DATA RECORDS

====

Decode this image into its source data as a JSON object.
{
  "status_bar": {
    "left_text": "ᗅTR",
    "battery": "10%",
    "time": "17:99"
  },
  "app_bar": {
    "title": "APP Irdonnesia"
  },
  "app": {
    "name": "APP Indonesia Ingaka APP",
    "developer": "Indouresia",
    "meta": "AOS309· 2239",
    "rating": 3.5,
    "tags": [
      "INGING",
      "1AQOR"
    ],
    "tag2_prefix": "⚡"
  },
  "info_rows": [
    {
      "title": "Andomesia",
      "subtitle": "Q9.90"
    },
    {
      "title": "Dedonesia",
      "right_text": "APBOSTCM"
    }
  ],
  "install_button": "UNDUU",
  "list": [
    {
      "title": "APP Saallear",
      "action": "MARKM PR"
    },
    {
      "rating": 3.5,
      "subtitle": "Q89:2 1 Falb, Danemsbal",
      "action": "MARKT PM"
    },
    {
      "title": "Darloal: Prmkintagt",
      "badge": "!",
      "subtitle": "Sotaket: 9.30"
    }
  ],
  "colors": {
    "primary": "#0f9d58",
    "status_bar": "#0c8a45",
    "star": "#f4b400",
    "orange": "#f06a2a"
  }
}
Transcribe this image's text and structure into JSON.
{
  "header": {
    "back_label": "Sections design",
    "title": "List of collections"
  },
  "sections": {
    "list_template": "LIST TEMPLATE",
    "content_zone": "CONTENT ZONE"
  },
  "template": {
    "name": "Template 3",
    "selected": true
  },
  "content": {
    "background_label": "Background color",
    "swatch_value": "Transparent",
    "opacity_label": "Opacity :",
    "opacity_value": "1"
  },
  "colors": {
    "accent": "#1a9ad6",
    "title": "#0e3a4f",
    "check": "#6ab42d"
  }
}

====

JOB
All lines from the line containing "Transcribe this image's" through the end of the listing above are to be duplicated exactly; include both ends and nothing further.

SOLUTION TO THE EXERCISE
Transcribe this image's text and structure into JSON.
{
  "header": {
    "back_label": "Sections design",
    "title": "List of collections"
  },
  "sections": {
    "list_template": "LIST TEMPLATE",
    "content_zone": "CONTENT ZONE"
  },
  "template": {
    "name": "Template 3",
    "selected": true
  },
  "content": {
    "background_label": "Background color",
    "swatch_value": "Transparent",
    "opacity_label": "Opacity :",
    "opacity_value": "1"
  },
  "colors": {
    "accent": "#1a9ad6",
    "title": "#0e3a4f",
    "check": "#6ab42d"
  }
}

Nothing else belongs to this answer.